## TASK OBJECTIVE
In the lines below, how many hold the word "pokazy"? Answer only with the number.

## DATASET RECORDS
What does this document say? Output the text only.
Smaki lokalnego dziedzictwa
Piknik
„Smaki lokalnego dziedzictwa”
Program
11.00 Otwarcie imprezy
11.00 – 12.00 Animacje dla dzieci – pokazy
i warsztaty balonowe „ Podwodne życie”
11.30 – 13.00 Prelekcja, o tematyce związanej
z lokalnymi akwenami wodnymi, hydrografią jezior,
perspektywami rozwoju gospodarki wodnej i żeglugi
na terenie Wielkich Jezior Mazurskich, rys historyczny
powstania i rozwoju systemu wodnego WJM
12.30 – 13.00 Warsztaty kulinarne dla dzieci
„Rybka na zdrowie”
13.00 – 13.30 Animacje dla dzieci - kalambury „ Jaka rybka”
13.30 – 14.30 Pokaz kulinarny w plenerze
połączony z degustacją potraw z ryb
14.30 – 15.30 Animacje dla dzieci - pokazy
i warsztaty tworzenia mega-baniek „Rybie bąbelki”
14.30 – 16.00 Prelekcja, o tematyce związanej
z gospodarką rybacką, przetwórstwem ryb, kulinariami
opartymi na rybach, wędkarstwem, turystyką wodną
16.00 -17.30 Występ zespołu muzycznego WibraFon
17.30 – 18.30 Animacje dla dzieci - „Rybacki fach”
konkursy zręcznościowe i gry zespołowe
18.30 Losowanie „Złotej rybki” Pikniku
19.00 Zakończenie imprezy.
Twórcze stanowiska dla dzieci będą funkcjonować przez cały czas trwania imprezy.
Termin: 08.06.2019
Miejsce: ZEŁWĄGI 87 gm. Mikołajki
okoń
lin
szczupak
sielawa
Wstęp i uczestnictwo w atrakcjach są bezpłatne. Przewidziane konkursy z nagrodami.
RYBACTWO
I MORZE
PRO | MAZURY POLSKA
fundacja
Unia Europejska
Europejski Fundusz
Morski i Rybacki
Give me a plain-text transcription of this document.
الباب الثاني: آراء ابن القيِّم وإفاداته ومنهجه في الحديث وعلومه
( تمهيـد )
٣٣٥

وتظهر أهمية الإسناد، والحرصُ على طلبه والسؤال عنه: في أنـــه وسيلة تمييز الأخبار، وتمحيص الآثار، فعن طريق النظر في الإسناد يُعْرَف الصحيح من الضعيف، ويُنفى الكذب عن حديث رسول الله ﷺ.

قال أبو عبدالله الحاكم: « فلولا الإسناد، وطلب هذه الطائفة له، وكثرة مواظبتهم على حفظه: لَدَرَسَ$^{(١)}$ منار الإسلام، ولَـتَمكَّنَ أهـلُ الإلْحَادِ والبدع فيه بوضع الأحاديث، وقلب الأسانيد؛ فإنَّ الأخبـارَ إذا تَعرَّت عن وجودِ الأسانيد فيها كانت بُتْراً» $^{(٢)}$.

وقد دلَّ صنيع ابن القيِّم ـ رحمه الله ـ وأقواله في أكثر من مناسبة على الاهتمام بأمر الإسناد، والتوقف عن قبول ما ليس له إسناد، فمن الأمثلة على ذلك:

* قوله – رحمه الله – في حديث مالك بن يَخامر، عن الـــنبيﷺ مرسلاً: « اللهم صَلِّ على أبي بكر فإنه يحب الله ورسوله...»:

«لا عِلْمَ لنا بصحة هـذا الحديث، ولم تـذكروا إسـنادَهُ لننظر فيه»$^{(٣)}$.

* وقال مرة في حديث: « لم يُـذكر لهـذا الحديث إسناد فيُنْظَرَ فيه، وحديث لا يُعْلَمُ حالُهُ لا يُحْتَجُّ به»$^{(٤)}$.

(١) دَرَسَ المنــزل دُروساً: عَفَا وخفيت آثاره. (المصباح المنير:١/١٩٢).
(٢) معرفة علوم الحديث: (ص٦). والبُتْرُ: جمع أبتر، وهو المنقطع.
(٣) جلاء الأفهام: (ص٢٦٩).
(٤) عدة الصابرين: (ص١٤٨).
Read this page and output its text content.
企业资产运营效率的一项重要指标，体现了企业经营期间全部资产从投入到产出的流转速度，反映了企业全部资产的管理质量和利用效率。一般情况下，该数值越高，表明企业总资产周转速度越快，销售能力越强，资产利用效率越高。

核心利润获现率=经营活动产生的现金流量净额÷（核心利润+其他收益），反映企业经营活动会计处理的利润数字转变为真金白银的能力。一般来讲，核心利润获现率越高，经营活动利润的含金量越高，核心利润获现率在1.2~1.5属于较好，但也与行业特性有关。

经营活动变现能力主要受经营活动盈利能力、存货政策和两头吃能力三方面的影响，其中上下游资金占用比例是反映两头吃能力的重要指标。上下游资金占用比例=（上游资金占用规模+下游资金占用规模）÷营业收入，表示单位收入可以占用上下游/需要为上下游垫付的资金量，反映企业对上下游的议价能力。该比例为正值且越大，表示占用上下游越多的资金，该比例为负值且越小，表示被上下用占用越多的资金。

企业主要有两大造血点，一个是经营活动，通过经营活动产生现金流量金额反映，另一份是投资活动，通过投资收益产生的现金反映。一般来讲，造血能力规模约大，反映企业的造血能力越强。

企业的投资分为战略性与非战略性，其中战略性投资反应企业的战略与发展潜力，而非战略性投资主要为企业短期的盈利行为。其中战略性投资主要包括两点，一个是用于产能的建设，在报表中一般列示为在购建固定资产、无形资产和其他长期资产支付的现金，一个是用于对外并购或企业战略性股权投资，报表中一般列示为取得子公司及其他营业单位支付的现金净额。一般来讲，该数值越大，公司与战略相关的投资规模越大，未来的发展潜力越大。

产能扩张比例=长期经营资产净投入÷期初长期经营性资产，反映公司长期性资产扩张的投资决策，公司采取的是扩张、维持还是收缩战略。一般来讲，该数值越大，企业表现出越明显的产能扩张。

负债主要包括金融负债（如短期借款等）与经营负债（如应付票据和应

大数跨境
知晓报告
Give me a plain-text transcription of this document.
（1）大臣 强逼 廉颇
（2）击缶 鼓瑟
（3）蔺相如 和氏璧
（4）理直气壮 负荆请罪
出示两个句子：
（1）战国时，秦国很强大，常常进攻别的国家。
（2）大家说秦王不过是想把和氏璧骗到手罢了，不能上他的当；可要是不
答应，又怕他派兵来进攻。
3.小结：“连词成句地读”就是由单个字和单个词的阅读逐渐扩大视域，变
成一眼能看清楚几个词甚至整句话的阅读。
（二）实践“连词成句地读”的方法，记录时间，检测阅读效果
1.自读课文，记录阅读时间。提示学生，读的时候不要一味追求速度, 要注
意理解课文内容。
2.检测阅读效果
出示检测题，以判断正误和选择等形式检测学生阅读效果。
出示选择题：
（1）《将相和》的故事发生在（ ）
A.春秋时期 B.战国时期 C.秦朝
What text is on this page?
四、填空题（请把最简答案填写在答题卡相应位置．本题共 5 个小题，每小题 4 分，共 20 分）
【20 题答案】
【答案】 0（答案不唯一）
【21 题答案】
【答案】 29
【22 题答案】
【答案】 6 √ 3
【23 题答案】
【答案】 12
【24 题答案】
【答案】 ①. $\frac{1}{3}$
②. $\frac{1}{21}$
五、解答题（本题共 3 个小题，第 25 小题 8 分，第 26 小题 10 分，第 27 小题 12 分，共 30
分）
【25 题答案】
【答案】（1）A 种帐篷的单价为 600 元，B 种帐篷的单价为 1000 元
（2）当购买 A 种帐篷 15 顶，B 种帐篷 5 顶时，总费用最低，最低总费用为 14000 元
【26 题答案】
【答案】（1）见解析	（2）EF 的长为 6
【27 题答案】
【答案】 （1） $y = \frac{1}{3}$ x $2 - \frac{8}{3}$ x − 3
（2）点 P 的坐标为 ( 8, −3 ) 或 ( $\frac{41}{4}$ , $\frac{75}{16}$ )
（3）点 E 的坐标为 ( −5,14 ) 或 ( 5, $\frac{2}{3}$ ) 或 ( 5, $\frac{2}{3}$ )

## RESPONSE TO THE EXERCISE
2